Extracted records:
• • • • • • •

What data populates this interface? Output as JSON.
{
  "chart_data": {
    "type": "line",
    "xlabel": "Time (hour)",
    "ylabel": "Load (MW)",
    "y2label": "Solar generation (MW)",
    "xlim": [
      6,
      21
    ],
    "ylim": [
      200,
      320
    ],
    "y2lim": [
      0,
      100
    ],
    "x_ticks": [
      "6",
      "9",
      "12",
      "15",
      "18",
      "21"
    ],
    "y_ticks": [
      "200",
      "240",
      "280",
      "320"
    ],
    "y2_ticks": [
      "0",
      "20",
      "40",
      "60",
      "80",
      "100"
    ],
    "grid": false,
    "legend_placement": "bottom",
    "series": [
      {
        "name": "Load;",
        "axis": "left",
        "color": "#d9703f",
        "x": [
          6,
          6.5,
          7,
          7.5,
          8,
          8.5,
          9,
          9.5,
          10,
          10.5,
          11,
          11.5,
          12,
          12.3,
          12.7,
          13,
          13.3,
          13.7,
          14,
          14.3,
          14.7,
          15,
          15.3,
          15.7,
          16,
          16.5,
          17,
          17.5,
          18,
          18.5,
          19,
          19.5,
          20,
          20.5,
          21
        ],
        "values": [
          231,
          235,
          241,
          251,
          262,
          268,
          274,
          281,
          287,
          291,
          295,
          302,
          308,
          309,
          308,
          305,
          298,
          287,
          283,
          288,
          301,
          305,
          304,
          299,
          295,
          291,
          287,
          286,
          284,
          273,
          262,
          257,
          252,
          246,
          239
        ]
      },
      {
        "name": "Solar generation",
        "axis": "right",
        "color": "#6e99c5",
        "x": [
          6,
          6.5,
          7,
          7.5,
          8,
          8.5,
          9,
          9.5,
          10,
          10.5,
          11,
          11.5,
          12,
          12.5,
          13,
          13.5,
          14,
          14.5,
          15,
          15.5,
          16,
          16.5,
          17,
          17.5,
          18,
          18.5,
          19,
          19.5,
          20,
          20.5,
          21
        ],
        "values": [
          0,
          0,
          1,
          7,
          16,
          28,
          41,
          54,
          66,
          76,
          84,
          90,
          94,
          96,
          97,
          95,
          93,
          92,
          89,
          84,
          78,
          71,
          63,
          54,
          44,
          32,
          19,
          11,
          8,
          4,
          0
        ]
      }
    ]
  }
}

• • • • • • •

Given task: Search the lines above for the string "generation" and copy each line that has it.

Solution for this problem:
    "y2label": "Solar generation (MW)",
        "name": "Solar generation",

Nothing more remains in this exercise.